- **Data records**
◇ ◇ ◇ ◇ ◇ ◇ ◇
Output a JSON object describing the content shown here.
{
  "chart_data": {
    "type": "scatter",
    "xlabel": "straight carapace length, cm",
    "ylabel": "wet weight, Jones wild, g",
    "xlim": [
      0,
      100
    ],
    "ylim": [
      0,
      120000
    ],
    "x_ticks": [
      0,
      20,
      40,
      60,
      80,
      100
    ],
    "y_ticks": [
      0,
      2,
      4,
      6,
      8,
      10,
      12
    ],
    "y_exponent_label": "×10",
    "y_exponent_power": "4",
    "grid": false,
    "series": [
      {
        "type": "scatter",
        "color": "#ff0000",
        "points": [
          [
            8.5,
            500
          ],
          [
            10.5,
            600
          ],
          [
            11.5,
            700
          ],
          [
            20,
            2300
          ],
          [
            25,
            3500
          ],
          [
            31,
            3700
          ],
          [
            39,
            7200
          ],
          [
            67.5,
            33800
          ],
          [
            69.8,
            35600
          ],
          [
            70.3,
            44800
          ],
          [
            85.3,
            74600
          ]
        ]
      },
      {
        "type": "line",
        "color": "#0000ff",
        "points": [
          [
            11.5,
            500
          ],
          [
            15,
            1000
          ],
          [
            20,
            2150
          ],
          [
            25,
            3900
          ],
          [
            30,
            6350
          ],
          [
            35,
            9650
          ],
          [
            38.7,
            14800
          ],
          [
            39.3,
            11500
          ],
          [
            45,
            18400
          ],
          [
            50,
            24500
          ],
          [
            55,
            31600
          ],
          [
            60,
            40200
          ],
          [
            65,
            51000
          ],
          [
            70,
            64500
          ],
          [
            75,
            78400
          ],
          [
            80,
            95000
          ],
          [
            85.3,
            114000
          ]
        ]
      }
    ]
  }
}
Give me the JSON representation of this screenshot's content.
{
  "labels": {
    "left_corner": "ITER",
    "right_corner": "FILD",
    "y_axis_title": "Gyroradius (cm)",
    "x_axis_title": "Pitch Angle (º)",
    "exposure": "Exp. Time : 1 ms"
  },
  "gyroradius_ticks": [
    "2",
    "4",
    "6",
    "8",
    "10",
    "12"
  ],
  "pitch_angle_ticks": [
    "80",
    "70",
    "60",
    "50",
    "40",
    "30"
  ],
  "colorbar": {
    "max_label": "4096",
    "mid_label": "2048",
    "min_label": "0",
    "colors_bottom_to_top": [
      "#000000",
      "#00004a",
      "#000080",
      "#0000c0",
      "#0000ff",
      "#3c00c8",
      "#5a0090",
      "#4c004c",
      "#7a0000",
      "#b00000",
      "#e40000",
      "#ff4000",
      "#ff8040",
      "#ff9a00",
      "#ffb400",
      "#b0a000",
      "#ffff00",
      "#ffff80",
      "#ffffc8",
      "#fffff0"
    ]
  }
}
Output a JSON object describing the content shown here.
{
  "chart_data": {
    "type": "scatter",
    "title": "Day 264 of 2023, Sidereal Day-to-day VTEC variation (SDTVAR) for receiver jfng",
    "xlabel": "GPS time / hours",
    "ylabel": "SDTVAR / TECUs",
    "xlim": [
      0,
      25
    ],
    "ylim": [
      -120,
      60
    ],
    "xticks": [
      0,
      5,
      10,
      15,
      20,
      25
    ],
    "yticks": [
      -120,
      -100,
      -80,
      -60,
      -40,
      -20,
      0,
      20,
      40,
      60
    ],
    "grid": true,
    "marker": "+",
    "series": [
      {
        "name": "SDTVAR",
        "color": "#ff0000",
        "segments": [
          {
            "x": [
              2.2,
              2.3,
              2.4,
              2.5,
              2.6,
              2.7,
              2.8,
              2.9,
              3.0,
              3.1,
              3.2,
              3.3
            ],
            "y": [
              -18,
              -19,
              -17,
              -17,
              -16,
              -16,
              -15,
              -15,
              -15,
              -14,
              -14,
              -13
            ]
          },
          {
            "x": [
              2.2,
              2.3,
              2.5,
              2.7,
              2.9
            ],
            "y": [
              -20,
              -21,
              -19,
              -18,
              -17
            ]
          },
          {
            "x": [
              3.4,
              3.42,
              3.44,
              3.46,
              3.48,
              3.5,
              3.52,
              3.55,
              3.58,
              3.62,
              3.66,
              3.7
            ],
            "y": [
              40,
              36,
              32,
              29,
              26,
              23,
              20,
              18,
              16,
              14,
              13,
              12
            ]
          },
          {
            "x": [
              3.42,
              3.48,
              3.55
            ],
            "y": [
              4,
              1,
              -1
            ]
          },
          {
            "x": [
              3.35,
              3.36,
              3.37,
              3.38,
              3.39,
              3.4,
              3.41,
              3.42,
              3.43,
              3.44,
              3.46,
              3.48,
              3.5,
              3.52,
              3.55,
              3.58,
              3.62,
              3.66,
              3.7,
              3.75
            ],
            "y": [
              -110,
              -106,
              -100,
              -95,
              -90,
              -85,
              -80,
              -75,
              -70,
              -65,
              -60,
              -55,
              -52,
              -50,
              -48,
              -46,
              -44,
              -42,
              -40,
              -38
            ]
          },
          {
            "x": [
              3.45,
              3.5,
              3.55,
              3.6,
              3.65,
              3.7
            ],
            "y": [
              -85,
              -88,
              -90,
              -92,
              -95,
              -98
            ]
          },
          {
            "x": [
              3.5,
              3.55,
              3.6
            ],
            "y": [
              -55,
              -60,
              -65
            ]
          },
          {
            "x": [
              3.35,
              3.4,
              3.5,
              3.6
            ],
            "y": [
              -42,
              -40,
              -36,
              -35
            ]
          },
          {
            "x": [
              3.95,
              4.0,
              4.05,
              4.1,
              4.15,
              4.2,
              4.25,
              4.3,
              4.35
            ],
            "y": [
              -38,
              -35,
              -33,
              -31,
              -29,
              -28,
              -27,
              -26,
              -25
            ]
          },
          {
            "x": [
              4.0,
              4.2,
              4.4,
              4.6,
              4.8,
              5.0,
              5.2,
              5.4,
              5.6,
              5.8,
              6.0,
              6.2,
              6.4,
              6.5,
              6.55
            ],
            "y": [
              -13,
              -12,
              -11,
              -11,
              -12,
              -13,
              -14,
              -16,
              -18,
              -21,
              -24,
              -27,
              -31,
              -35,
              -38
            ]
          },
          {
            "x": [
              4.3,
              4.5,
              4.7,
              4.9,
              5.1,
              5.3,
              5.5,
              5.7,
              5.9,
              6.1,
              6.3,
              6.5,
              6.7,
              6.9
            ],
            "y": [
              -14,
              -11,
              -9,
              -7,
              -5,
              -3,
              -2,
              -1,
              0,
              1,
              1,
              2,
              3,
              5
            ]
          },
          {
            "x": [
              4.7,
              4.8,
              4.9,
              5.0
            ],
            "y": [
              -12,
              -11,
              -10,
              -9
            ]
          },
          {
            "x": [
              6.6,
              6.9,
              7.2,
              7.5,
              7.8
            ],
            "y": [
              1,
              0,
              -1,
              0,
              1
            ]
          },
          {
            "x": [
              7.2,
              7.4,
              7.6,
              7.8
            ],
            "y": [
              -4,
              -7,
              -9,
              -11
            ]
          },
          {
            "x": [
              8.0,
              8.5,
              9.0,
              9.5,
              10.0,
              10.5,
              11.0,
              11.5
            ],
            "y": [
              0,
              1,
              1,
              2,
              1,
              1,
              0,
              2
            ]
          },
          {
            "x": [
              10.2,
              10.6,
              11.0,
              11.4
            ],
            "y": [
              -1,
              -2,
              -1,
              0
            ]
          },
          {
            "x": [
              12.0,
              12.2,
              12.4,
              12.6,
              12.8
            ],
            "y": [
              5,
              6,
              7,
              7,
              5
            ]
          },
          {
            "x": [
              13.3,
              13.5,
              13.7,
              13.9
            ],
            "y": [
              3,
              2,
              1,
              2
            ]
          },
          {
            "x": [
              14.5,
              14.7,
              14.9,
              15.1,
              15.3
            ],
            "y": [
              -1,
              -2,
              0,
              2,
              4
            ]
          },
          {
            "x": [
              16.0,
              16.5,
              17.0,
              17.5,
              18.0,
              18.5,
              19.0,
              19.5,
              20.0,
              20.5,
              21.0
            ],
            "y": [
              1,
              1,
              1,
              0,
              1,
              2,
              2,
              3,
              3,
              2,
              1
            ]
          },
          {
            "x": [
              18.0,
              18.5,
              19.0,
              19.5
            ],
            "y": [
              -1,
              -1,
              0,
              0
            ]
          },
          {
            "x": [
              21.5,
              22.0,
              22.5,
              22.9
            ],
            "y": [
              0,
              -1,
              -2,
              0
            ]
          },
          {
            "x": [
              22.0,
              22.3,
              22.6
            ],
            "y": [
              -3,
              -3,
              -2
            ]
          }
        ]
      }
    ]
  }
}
◇ ◇ ◇ ◇ ◇ ◇ ◇
From the listing above, collect every line that mentions the word "type".

- **Problem solution**
    "type": "scatter",
        "type": "scatter",
        "type": "line",
    "type": "scatter",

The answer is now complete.